What this task involves: Your task is to print the material below exactly as presented.

Figure collection entries:
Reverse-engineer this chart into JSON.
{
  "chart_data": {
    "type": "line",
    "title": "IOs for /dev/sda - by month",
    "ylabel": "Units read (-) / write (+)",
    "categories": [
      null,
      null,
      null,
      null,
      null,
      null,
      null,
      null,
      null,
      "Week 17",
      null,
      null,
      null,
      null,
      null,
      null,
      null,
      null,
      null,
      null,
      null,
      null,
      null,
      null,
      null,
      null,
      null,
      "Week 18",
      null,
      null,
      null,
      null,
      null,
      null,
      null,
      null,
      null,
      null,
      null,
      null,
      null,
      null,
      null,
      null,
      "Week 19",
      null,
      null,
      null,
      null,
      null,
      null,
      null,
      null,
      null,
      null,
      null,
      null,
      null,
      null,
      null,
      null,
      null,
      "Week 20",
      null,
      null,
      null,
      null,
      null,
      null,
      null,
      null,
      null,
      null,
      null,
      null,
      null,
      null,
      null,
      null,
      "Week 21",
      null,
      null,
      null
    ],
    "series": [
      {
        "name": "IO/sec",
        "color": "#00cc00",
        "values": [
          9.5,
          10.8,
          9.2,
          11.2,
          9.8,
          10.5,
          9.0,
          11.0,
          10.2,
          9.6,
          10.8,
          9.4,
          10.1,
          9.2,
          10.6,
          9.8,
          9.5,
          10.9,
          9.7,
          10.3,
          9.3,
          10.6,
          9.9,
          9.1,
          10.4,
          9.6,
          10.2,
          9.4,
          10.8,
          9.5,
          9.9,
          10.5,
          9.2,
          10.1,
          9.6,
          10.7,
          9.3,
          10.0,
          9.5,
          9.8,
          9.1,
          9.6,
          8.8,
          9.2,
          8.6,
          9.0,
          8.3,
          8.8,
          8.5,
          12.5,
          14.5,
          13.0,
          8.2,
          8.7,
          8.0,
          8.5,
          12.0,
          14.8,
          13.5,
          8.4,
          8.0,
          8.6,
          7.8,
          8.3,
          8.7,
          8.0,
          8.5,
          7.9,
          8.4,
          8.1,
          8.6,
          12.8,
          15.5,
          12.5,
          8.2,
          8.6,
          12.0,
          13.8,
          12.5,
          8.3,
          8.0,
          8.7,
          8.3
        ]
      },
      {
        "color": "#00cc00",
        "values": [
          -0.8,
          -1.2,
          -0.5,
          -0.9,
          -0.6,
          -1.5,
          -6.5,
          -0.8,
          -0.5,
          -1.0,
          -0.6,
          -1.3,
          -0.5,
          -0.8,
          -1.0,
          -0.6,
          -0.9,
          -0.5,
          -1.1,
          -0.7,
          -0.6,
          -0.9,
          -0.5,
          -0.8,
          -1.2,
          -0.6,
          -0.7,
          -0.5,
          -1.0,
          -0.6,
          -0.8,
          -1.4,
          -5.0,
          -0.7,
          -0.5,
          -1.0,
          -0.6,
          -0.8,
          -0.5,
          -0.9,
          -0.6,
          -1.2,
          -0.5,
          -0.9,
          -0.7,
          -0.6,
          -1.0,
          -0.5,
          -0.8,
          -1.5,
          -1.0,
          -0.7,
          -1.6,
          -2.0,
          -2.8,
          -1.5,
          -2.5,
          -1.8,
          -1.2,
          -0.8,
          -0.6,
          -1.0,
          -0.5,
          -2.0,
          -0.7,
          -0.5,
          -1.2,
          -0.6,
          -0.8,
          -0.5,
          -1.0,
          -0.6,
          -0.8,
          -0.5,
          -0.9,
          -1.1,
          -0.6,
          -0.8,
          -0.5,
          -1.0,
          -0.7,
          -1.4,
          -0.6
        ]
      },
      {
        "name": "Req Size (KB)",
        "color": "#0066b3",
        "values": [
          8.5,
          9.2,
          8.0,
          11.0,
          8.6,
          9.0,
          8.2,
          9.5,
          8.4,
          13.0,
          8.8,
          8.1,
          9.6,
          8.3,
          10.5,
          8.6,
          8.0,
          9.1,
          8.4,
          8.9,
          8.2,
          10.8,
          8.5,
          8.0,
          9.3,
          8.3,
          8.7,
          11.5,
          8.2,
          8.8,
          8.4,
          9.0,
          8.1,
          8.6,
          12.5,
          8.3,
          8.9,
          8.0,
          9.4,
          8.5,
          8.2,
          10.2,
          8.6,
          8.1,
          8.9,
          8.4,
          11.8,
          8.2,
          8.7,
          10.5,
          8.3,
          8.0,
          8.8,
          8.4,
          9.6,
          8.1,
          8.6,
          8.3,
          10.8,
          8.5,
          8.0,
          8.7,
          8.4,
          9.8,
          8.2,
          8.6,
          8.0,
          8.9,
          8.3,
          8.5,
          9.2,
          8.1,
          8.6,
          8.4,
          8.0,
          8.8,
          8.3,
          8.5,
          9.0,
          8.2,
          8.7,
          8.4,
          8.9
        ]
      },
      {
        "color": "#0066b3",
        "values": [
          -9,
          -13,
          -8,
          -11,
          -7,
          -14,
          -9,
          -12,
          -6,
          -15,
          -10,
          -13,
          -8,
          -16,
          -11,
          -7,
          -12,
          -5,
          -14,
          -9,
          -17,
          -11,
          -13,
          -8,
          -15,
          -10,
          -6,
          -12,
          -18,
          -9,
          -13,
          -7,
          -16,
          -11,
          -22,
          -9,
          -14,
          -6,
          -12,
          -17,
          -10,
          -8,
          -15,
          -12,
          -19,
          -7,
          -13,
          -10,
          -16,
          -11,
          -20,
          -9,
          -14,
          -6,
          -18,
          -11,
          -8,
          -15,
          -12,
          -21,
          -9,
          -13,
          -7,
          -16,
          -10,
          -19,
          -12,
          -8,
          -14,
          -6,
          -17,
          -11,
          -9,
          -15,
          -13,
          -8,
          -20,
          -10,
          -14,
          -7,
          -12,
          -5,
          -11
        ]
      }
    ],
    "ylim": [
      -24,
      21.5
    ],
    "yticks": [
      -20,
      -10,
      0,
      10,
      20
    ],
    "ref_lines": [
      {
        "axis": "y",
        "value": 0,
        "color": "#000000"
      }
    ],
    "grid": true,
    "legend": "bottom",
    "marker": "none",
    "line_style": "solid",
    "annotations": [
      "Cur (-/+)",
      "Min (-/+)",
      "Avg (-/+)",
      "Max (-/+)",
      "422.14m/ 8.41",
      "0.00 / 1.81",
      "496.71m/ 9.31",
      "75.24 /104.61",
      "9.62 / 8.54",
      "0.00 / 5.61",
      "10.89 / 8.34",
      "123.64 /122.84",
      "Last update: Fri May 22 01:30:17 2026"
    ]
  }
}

The output:
Reverse-engineer this chart into JSON.
{
  "chart_data": {
    "type": "line",
    "title": "IOs for /dev/sda - by month",
    "ylabel": "Units read (-) / write (+)",
    "categories": [
      null,
      null,
      null,
      null,
      null,
      null,
      null,
      null,
      null,
      "Week 17",
      null,
      null,
      null,
      null,
      null,
      null,
      null,
      null,
      null,
      null,
      null,
      null,
      null,
      null,
      null,
      null,
      null,
      "Week 18",
      null,
      null,
      null,
      null,
      null,
      null,
      null,
      null,
      null,
      null,
      null,
      null,
      null,
      null,
      null,
      null,
      "Week 19",
      null,
      null,
      null,
      null,
      null,
      null,
      null,
      null,
      null,
      null,
      null,
      null,
      null,
      null,
      null,
      null,
      null,
      "Week 20",
      null,
      null,
      null,
      null,
      null,
      null,
      null,
      null,
      null,
      null,
      null,
      null,
      null,
      null,
      null,
      null,
      "Week 21",
      null,
      null,
      null
    ],
    "series": [
      {
        "name": "IO/sec",
        "color": "#00cc00",
        "values": [
          9.5,
          10.8,
          9.2,
          11.2,
          9.8,
          10.5,
          9.0,
          11.0,
          10.2,
          9.6,
          10.8,
          9.4,
          10.1,
          9.2,
          10.6,
          9.8,
          9.5,
          10.9,
          9.7,
          10.3,
          9.3,
          10.6,
          9.9,
          9.1,
          10.4,
          9.6,
          10.2,
          9.4,
          10.8,
          9.5,
          9.9,
          10.5,
          9.2,
          10.1,
          9.6,
          10.7,
          9.3,
          10.0,
          9.5,
          9.8,
          9.1,
          9.6,
          8.8,
          9.2,
          8.6,
          9.0,
          8.3,
          8.8,
          8.5,
          12.5,
          14.5,
          13.0,
          8.2,
          8.7,
          8.0,
          8.5,
          12.0,
          14.8,
          13.5,
          8.4,
          8.0,
          8.6,
          7.8,
          8.3,
          8.7,
          8.0,
          8.5,
          7.9,
          8.4,
          8.1,
          8.6,
          12.8,
          15.5,
          12.5,
          8.2,
          8.6,
          12.0,
          13.8,
          12.5,
          8.3,
          8.0,
          8.7,
          8.3
        ]
      },
      {
        "color": "#00cc00",
        "values": [
          -0.8,
          -1.2,
          -0.5,
          -0.9,
          -0.6,
          -1.5,
          -6.5,
          -0.8,
          -0.5,
          -1.0,
          -0.6,
          -1.3,
          -0.5,
          -0.8,
          -1.0,
          -0.6,
          -0.9,
          -0.5,
          -1.1,
          -0.7,
          -0.6,
          -0.9,
          -0.5,
          -0.8,
          -1.2,
          -0.6,
          -0.7,
          -0.5,
          -1.0,
          -0.6,
          -0.8,
          -1.4,
          -5.0,
          -0.7,
          -0.5,
          -1.0,
          -0.6,
          -0.8,
          -0.5,
          -0.9,
          -0.6,
          -1.2,
          -0.5,
          -0.9,
          -0.7,
          -0.6,
          -1.0,
          -0.5,
          -0.8,
          -1.5,
          -1.0,
          -0.7,
          -1.6,
          -2.0,
          -2.8,
          -1.5,
          -2.5,
          -1.8,
          -1.2,
          -0.8,
          -0.6,
          -1.0,
          -0.5,
          -2.0,
          -0.7,
          -0.5,
          -1.2,
          -0.6,
          -0.8,
          -0.5,
          -1.0,
          -0.6,
          -0.8,
          -0.5,
          -0.9,
          -1.1,
          -0.6,
          -0.8,
          -0.5,
          -1.0,
          -0.7,
          -1.4,
          -0.6
        ]
      },
      {
        "name": "Req Size (KB)",
        "color": "#0066b3",
        "values": [
          8.5,
          9.2,
          8.0,
          11.0,
          8.6,
          9.0,
          8.2,
          9.5,
          8.4,
          13.0,
          8.8,
          8.1,
          9.6,
          8.3,
          10.5,
          8.6,
          8.0,
          9.1,
          8.4,
          8.9,
          8.2,
          10.8,
          8.5,
          8.0,
          9.3,
          8.3,
          8.7,
          11.5,
          8.2,
          8.8,
          8.4,
          9.0,
          8.1,
          8.6,
          12.5,
          8.3,
          8.9,
          8.0,
          9.4,
          8.5,
          8.2,
          10.2,
          8.6,
          8.1,
          8.9,
          8.4,
          11.8,
          8.2,
          8.7,
          10.5,
          8.3,
          8.0,
          8.8,
          8.4,
          9.6,
          8.1,
          8.6,
          8.3,
          10.8,
          8.5,
          8.0,
          8.7,
          8.4,
          9.8,
          8.2,
          8.6,
          8.0,
          8.9,
          8.3,
          8.5,
          9.2,
          8.1,
          8.6,
          8.4,
          8.0,
          8.8,
          8.3,
          8.5,
          9.0,
          8.2,
          8.7,
          8.4,
          8.9
        ]
      },
      {
        "color": "#0066b3",
        "values": [
          -9,
          -13,
          -8,
          -11,
          -7,
          -14,
          -9,
          -12,
          -6,
          -15,
          -10,
          -13,
          -8,
          -16,
          -11,
          -7,
          -12,
          -5,
          -14,
          -9,
          -17,
          -11,
          -13,
          -8,
          -15,
          -10,
          -6,
          -12,
          -18,
          -9,
          -13,
          -7,
          -16,
          -11,
          -22,
          -9,
          -14,
          -6,
          -12,
          -17,
          -10,
          -8,
          -15,
          -12,
          -19,
          -7,
          -13,
          -10,
          -16,
          -11,
          -20,
          -9,
          -14,
          -6,
          -18,
          -11,
          -8,
          -15,
          -12,
          -21,
          -9,
          -13,
          -7,
          -16,
          -10,
          -19,
          -12,
          -8,
          -14,
          -6,
          -17,
          -11,
          -9,
          -15,
          -13,
          -8,
          -20,
          -10,
          -14,
          -7,
          -12,
          -5,
          -11
        ]
      }
    ],
    "ylim": [
      -24,
      21.5
    ],
    "yticks": [
      -20,
      -10,
      0,
      10,
      20
    ],
    "ref_lines": [
      {
        "axis": "y",
        "value": 0,
        "color": "#000000"
      }
    ],
    "grid": true,
    "legend": "bottom",
    "marker": "none",
    "line_style": "solid",
    "annotations": [
      "Cur (-/+)",
      "Min (-/+)",
      "Avg (-/+)",
      "Max (-/+)",
      "422.14m/ 8.41",
      "0.00 / 1.81",
      "496.71m/ 9.31",
      "75.24 /104.61",
      "9.62 / 8.54",
      "0.00 / 5.61",
      "10.89 / 8.34",
      "123.64 /122.84",
      "Last update: Fri May 22 01:30:17 2026"
    ]
  }
}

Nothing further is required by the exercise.